Do this |
Among the records that follow, count the lines with the string "故弊者随宜补用"; report only that count.

Stored data entries |
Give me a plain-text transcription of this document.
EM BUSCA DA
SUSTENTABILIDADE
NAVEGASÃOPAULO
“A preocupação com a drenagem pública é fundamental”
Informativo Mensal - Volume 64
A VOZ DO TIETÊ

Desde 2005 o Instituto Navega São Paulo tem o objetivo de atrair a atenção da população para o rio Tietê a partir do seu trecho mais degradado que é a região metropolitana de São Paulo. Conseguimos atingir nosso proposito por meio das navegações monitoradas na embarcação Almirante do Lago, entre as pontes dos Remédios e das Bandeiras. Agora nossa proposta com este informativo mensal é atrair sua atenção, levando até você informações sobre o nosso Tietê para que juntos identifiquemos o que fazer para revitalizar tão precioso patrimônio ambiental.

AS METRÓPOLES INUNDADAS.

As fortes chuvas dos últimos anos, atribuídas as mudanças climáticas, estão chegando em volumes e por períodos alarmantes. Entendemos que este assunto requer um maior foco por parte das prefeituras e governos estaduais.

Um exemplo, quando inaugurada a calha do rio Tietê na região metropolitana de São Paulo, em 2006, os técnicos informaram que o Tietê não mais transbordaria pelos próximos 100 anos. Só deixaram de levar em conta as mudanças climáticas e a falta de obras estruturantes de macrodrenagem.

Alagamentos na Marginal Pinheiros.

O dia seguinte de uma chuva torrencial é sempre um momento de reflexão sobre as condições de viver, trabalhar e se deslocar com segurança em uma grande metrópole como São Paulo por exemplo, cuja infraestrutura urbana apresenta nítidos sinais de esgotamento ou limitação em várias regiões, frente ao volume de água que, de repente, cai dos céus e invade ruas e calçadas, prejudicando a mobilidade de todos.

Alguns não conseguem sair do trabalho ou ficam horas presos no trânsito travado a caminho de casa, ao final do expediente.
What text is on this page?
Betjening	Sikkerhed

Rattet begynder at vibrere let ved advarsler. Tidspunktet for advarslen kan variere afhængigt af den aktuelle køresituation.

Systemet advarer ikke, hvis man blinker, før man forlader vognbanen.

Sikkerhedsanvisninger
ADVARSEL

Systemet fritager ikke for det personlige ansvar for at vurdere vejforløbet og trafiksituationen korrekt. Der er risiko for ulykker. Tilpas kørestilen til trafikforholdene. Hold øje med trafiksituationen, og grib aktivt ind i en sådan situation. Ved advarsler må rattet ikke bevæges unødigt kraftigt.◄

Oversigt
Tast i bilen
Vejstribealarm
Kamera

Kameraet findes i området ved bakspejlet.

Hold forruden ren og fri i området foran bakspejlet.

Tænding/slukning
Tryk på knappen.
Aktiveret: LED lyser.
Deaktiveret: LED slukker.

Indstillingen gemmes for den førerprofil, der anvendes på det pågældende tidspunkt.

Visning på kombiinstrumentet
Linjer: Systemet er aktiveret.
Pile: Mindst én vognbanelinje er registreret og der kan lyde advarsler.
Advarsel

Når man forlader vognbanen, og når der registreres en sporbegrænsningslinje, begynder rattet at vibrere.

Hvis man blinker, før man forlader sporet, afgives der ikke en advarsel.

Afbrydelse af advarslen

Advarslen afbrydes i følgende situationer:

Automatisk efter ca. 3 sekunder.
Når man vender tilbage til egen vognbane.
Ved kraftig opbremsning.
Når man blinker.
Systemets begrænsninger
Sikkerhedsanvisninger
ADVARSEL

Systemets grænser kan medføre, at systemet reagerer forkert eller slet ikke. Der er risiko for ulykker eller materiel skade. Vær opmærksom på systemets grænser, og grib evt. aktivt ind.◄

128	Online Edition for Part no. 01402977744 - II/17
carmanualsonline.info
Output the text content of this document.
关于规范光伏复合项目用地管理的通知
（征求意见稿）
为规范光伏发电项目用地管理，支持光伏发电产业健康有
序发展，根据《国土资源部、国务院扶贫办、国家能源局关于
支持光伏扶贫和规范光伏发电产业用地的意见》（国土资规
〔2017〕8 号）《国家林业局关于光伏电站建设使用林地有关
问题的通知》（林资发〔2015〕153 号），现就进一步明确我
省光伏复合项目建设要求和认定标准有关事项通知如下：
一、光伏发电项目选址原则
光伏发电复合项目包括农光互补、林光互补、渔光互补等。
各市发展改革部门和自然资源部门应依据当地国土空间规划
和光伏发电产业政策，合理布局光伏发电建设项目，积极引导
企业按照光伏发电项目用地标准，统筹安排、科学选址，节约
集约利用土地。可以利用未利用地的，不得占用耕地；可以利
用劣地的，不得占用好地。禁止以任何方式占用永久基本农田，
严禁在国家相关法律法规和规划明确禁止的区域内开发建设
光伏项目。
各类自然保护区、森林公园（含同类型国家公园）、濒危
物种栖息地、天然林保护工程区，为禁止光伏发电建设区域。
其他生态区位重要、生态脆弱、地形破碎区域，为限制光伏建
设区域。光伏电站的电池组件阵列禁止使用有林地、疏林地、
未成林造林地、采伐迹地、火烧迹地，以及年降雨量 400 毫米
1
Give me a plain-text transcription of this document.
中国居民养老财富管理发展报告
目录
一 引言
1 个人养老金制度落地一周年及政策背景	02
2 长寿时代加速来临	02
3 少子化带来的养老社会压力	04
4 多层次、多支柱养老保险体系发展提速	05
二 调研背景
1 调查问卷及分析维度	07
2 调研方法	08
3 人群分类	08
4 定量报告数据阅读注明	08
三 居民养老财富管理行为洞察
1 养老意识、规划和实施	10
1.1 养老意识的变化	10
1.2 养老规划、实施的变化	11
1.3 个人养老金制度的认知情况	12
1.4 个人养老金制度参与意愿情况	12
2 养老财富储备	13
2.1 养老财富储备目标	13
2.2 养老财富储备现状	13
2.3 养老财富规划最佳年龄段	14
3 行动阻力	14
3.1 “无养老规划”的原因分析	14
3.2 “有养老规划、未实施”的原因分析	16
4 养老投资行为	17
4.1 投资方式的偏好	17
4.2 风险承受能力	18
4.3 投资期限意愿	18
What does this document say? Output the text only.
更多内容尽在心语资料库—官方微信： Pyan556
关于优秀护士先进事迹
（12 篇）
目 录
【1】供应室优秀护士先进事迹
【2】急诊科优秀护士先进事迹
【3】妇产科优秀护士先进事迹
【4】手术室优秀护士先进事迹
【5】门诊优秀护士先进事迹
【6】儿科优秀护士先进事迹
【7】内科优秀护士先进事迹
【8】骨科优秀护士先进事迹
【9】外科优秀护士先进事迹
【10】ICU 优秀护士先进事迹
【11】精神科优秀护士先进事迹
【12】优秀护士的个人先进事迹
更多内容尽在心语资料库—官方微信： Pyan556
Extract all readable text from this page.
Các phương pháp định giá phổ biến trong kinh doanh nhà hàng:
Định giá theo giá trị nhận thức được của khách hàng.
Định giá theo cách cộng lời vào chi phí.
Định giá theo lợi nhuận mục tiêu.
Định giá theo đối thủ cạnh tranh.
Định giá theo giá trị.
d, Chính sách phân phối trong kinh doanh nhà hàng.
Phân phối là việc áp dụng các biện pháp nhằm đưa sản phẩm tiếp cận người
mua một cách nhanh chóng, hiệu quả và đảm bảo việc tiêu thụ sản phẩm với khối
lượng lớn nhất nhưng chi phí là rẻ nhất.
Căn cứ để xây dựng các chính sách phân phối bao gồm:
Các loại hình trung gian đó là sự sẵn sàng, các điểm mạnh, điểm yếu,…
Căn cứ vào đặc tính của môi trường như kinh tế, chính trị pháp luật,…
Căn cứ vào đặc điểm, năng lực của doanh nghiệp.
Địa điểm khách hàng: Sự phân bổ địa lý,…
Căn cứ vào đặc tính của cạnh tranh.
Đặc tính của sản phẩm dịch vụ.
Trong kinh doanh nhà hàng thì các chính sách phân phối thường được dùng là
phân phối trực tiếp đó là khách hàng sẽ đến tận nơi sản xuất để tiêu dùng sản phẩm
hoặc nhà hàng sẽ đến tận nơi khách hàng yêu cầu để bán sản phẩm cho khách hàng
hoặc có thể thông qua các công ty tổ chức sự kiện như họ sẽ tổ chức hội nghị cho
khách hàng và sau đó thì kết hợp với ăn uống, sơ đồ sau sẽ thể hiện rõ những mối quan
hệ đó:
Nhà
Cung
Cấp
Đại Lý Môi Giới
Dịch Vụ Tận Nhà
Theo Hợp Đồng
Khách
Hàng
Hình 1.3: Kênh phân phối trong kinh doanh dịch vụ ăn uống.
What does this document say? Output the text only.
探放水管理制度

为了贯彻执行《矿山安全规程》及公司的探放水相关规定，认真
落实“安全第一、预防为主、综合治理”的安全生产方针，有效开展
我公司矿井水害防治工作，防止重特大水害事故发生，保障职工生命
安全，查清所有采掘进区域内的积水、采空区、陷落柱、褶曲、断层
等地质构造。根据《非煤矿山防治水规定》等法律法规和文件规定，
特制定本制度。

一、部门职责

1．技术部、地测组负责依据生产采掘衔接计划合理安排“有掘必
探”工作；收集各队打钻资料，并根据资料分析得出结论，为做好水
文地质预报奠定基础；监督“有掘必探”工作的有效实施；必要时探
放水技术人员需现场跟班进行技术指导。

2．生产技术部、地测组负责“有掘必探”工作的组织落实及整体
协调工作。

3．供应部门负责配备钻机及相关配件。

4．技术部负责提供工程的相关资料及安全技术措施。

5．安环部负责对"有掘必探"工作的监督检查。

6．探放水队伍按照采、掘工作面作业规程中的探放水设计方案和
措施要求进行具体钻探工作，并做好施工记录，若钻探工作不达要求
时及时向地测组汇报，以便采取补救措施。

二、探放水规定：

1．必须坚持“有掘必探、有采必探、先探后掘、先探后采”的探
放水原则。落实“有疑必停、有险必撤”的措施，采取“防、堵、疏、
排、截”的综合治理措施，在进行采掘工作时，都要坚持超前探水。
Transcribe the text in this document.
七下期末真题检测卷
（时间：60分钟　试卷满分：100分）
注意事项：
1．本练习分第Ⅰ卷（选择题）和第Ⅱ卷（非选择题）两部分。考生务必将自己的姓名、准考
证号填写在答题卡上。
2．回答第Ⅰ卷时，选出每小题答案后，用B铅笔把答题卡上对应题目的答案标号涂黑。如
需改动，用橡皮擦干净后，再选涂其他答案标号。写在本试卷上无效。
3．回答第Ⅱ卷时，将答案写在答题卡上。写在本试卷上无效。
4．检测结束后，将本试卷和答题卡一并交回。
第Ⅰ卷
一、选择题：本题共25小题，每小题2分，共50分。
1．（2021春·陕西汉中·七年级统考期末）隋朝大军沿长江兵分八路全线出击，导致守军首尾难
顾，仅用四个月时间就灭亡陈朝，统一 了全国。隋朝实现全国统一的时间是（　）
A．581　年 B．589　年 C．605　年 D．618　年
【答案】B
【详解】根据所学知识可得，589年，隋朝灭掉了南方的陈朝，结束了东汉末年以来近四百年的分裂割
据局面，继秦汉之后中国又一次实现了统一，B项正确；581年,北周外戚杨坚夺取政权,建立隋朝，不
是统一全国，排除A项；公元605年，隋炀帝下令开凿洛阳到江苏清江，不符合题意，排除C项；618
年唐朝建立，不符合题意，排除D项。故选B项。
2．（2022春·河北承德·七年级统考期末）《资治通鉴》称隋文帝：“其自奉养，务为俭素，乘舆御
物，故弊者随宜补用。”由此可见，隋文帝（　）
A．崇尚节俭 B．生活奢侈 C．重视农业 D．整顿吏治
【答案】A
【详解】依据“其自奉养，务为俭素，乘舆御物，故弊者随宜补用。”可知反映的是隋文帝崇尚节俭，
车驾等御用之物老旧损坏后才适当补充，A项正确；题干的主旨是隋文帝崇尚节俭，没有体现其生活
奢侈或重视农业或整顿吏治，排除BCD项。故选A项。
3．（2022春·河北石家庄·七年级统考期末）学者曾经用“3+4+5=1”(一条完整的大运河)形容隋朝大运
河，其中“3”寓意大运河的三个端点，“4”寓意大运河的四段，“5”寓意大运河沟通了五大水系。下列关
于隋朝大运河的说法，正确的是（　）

Final result |
2